Exercise goal:
Reproduce verbatim every line from the one that includes "Convert this document image to plain text." to the closing line of the entries; omit everything before it.

** START **

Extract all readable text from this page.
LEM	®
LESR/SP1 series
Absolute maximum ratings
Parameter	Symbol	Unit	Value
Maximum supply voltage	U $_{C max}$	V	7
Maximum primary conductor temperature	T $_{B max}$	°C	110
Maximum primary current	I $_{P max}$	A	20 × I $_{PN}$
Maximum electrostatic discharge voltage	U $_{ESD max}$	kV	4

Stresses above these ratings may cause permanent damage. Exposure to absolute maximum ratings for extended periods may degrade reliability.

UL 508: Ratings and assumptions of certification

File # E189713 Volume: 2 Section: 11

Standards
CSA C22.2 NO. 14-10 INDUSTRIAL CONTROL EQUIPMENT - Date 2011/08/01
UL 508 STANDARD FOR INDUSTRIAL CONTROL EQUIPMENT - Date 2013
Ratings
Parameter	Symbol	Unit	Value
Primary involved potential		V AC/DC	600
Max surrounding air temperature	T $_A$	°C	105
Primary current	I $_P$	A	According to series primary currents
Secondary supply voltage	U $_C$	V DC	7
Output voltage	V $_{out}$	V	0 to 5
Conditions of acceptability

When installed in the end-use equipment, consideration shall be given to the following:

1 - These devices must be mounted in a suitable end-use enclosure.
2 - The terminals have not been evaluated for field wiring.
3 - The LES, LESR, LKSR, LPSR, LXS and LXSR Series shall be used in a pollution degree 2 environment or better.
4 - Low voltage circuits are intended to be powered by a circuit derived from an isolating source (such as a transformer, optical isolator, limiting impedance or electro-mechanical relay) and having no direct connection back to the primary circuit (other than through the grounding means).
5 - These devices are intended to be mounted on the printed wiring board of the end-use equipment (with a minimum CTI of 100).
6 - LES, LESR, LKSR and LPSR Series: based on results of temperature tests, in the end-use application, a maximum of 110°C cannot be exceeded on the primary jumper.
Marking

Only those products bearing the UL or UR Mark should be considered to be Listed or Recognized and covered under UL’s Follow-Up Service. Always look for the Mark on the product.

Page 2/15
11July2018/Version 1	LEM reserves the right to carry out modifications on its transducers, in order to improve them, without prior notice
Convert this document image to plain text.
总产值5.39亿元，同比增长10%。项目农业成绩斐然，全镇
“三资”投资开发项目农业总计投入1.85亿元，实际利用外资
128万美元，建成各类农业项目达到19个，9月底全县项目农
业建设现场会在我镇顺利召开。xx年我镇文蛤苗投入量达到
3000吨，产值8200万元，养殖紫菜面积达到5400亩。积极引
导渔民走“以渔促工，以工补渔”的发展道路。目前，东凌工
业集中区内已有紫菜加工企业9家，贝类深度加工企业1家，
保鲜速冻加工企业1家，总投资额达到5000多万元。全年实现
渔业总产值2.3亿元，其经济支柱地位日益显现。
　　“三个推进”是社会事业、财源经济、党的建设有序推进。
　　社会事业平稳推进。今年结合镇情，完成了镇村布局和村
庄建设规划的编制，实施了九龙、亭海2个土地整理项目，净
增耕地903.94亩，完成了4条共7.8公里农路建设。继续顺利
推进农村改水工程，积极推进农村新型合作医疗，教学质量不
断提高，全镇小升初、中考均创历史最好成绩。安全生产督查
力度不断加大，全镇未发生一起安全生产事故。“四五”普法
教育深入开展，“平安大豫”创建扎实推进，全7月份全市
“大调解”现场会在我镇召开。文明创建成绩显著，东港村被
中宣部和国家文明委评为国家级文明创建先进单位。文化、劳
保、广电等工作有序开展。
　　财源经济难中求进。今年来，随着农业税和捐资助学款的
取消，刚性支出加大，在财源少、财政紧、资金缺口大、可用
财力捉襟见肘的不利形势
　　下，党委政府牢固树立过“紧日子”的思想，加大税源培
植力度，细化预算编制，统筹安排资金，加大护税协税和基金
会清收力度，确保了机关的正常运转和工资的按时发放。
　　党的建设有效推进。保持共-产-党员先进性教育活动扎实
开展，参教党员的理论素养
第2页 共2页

** END **

Expected answer:
Convert this document image to plain text.
总产值5.39亿元，同比增长10%。项目农业成绩斐然，全镇
“三资”投资开发项目农业总计投入1.85亿元，实际利用外资
128万美元，建成各类农业项目达到19个，9月底全县项目农
业建设现场会在我镇顺利召开。xx年我镇文蛤苗投入量达到
3000吨，产值8200万元，养殖紫菜面积达到5400亩。积极引
导渔民走“以渔促工，以工补渔”的发展道路。目前，东凌工
业集中区内已有紫菜加工企业9家，贝类深度加工企业1家，
保鲜速冻加工企业1家，总投资额达到5000多万元。全年实现
渔业总产值2.3亿元，其经济支柱地位日益显现。
　　“三个推进”是社会事业、财源经济、党的建设有序推进。
　　社会事业平稳推进。今年结合镇情，完成了镇村布局和村
庄建设规划的编制，实施了九龙、亭海2个土地整理项目，净
增耕地903.94亩，完成了4条共7.8公里农路建设。继续顺利
推进农村改水工程，积极推进农村新型合作医疗，教学质量不
断提高，全镇小升初、中考均创历史最好成绩。安全生产督查
力度不断加大，全镇未发生一起安全生产事故。“四五”普法
教育深入开展，“平安大豫”创建扎实推进，全7月份全市
“大调解”现场会在我镇召开。文明创建成绩显著，东港村被
中宣部和国家文明委评为国家级文明创建先进单位。文化、劳
保、广电等工作有序开展。
　　财源经济难中求进。今年来，随着农业税和捐资助学款的
取消，刚性支出加大，在财源少、财政紧、资金缺口大、可用
财力捉襟见肘的不利形势
　　下，党委政府牢固树立过“紧日子”的思想，加大税源培
植力度，细化预算编制，统筹安排资金，加大护税协税和基金
会清收力度，确保了机关的正常运转和工资的按时发放。
　　党的建设有效推进。保持共-产-党员先进性教育活动扎实
开展，参教党员的理论素养
第2页 共2页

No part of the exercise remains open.